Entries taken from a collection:
__________________________________________________

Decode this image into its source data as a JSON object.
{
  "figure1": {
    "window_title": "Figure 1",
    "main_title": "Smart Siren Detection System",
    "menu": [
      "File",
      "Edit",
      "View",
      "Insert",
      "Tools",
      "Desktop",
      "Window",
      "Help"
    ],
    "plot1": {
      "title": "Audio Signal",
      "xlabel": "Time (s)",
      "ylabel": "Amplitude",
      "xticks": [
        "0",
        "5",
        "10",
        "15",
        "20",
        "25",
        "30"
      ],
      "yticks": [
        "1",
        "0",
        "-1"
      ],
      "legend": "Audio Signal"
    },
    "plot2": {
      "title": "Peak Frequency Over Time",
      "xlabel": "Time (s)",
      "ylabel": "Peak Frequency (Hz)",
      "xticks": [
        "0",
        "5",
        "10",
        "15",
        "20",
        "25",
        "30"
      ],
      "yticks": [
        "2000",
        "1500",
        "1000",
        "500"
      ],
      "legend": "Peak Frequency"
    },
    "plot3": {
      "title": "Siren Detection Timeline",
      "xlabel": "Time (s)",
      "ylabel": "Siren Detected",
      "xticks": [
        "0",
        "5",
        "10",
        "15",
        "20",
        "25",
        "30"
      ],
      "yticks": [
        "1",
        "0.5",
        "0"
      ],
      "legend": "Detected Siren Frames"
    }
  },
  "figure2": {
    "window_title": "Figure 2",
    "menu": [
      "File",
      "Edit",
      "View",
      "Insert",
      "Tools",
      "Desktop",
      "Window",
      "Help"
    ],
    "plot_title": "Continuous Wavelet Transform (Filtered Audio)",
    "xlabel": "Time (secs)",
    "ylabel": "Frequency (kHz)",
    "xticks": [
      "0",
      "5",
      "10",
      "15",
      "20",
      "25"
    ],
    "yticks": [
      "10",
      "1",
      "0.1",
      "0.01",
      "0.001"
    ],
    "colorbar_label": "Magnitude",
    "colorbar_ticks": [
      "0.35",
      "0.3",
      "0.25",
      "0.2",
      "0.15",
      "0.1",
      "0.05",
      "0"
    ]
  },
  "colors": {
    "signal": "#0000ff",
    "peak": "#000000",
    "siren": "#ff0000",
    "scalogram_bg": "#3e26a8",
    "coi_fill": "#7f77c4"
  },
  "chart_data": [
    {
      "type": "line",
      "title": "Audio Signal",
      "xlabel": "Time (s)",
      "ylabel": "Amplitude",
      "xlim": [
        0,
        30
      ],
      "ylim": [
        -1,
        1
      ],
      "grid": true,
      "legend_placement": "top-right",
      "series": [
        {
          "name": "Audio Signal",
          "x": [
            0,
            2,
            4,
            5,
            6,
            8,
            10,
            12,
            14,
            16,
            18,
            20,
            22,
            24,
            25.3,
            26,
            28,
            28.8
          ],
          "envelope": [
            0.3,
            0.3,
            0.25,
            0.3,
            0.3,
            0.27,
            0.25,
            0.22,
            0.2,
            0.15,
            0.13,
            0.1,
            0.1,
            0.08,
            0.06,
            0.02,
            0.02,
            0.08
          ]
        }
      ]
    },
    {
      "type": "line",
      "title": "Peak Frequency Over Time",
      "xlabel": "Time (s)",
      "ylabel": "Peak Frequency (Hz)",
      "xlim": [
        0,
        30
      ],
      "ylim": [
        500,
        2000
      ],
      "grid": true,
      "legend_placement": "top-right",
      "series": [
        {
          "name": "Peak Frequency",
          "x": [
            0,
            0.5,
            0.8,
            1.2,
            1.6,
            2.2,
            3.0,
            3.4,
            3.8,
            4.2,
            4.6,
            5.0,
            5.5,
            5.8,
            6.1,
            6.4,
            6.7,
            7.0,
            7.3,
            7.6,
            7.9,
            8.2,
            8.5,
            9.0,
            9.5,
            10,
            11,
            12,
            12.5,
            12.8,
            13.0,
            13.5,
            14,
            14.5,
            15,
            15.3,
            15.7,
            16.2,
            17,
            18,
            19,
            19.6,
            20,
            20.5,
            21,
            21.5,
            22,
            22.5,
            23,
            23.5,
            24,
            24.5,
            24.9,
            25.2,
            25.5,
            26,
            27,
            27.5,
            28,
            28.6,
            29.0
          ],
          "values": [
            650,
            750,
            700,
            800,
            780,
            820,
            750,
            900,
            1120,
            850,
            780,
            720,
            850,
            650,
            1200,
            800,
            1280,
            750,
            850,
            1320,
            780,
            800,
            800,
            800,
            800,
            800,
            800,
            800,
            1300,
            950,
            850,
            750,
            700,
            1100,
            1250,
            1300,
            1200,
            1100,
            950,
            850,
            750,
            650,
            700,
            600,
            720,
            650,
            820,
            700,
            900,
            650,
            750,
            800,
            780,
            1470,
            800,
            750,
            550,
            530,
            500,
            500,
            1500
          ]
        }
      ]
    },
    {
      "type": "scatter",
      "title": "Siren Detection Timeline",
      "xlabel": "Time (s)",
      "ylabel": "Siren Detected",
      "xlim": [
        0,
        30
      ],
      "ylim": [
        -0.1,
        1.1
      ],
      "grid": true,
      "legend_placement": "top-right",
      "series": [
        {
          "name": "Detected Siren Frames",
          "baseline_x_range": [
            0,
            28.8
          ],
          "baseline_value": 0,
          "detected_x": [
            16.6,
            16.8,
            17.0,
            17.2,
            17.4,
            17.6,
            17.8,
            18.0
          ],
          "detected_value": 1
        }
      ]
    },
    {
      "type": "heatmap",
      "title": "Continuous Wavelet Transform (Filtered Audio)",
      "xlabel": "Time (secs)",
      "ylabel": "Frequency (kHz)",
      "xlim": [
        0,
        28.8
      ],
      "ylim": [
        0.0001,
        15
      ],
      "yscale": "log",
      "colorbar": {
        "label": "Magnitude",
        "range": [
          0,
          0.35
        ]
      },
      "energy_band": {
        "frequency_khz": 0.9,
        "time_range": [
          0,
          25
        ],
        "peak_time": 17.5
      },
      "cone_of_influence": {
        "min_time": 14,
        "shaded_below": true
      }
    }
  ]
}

__________________________________________________

EXERCISE DETAILS: Retype the listing. Match it exactly.

RESULT FOR THIS TASK:
Decode this image into its source data as a JSON object.
{
  "figure1": {
    "window_title": "Figure 1",
    "main_title": "Smart Siren Detection System",
    "menu": [
      "File",
      "Edit",
      "View",
      "Insert",
      "Tools",
      "Desktop",
      "Window",
      "Help"
    ],
    "plot1": {
      "title": "Audio Signal",
      "xlabel": "Time (s)",
      "ylabel": "Amplitude",
      "xticks": [
        "0",
        "5",
        "10",
        "15",
        "20",
        "25",
        "30"
      ],
      "yticks": [
        "1",
        "0",
        "-1"
      ],
      "legend": "Audio Signal"
    },
    "plot2": {
      "title": "Peak Frequency Over Time",
      "xlabel": "Time (s)",
      "ylabel": "Peak Frequency (Hz)",
      "xticks": [
        "0",
        "5",
        "10",
        "15",
        "20",
        "25",
        "30"
      ],
      "yticks": [
        "2000",
        "1500",
        "1000",
        "500"
      ],
      "legend": "Peak Frequency"
    },
    "plot3": {
      "title": "Siren Detection Timeline",
      "xlabel": "Time (s)",
      "ylabel": "Siren Detected",
      "xticks": [
        "0",
        "5",
        "10",
        "15",
        "20",
        "25",
        "30"
      ],
      "yticks": [
        "1",
        "0.5",
        "0"
      ],
      "legend": "Detected Siren Frames"
    }
  },
  "figure2": {
    "window_title": "Figure 2",
    "menu": [
      "File",
      "Edit",
      "View",
      "Insert",
      "Tools",
      "Desktop",
      "Window",
      "Help"
    ],
    "plot_title": "Continuous Wavelet Transform (Filtered Audio)",
    "xlabel": "Time (secs)",
    "ylabel": "Frequency (kHz)",
    "xticks": [
      "0",
      "5",
      "10",
      "15",
      "20",
      "25"
    ],
    "yticks": [
      "10",
      "1",
      "0.1",
      "0.01",
      "0.001"
    ],
    "colorbar_label": "Magnitude",
    "colorbar_ticks": [
      "0.35",
      "0.3",
      "0.25",
      "0.2",
      "0.15",
      "0.1",
      "0.05",
      "0"
    ]
  },
  "colors": {
    "signal": "#0000ff",
    "peak": "#000000",
    "siren": "#ff0000",
    "scalogram_bg": "#3e26a8",
    "coi_fill": "#7f77c4"
  },
  "chart_data": [
    {
      "type": "line",
      "title": "Audio Signal",
      "xlabel": "Time (s)",
      "ylabel": "Amplitude",
      "xlim": [
        0,
        30
      ],
      "ylim": [
        -1,
        1
      ],
      "grid": true,
      "legend_placement": "top-right",
      "series": [
        {
          "name": "Audio Signal",
          "x": [
            0,
            2,
            4,
            5,
            6,
            8,
            10,
            12,
            14,
            16,
            18,
            20,
            22,
            24,
            25.3,
            26,
            28,
            28.8
          ],
          "envelope": [
            0.3,
            0.3,
            0.25,
            0.3,
            0.3,
            0.27,
            0.25,
            0.22,
            0.2,
            0.15,
            0.13,
            0.1,
            0.1,
            0.08,
            0.06,
            0.02,
            0.02,
            0.08
          ]
        }
      ]
    },
    {
      "type": "line",
      "title": "Peak Frequency Over Time",
      "xlabel": "Time (s)",
      "ylabel": "Peak Frequency (Hz)",
      "xlim": [
        0,
        30
      ],
      "ylim": [
        500,
        2000
      ],
      "grid": true,
      "legend_placement": "top-right",
      "series": [
        {
          "name": "Peak Frequency",
          "x": [
            0,
            0.5,
            0.8,
            1.2,
            1.6,
            2.2,
            3.0,
            3.4,
            3.8,
            4.2,
            4.6,
            5.0,
            5.5,
            5.8,
            6.1,
            6.4,
            6.7,
            7.0,
            7.3,
            7.6,
            7.9,
            8.2,
            8.5,
            9.0,
            9.5,
            10,
            11,
            12,
            12.5,
            12.8,
            13.0,
            13.5,
            14,
            14.5,
            15,
            15.3,
            15.7,
            16.2,
            17,
            18,
            19,
            19.6,
            20,
            20.5,
            21,
            21.5,
            22,
            22.5,
            23,
            23.5,
            24,
            24.5,
            24.9,
            25.2,
            25.5,
            26,
            27,
            27.5,
            28,
            28.6,
            29.0
          ],
          "values": [
            650,
            750,
            700,
            800,
            780,
            820,
            750,
            900,
            1120,
            850,
            780,
            720,
            850,
            650,
            1200,
            800,
            1280,
            750,
            850,
            1320,
            780,
            800,
            800,
            800,
            800,
            800,
            800,
            800,
            1300,
            950,
            850,
            750,
            700,
            1100,
            1250,
            1300,
            1200,
            1100,
            950,
            850,
            750,
            650,
            700,
            600,
            720,
            650,
            820,
            700,
            900,
            650,
            750,
            800,
            780,
            1470,
            800,
            750,
            550,
            530,
            500,
            500,
            1500
          ]
        }
      ]
    },
    {
      "type": "scatter",
      "title": "Siren Detection Timeline",
      "xlabel": "Time (s)",
      "ylabel": "Siren Detected",
      "xlim": [
        0,
        30
      ],
      "ylim": [
        -0.1,
        1.1
      ],
      "grid": true,
      "legend_placement": "top-right",
      "series": [
        {
          "name": "Detected Siren Frames",
          "baseline_x_range": [
            0,
            28.8
          ],
          "baseline_value": 0,
          "detected_x": [
            16.6,
            16.8,
            17.0,
            17.2,
            17.4,
            17.6,
            17.8,
            18.0
          ],
          "detected_value": 1
        }
      ]
    },
    {
      "type": "heatmap",
      "title": "Continuous Wavelet Transform (Filtered Audio)",
      "xlabel": "Time (secs)",
      "ylabel": "Frequency (kHz)",
      "xlim": [
        0,
        28.8
      ],
      "ylim": [
        0.0001,
        15
      ],
      "yscale": "log",
      "colorbar": {
        "label": "Magnitude",
        "range": [
          0,
          0.35
        ]
      },
      "energy_band": {
        "frequency_khz": 0.9,
        "time_range": [
          0,
          25
        ],
        "peak_time": 17.5
      },
      "cone_of_influence": {
        "min_time": 14,
        "shaded_below": true
      }
    }
  ]
}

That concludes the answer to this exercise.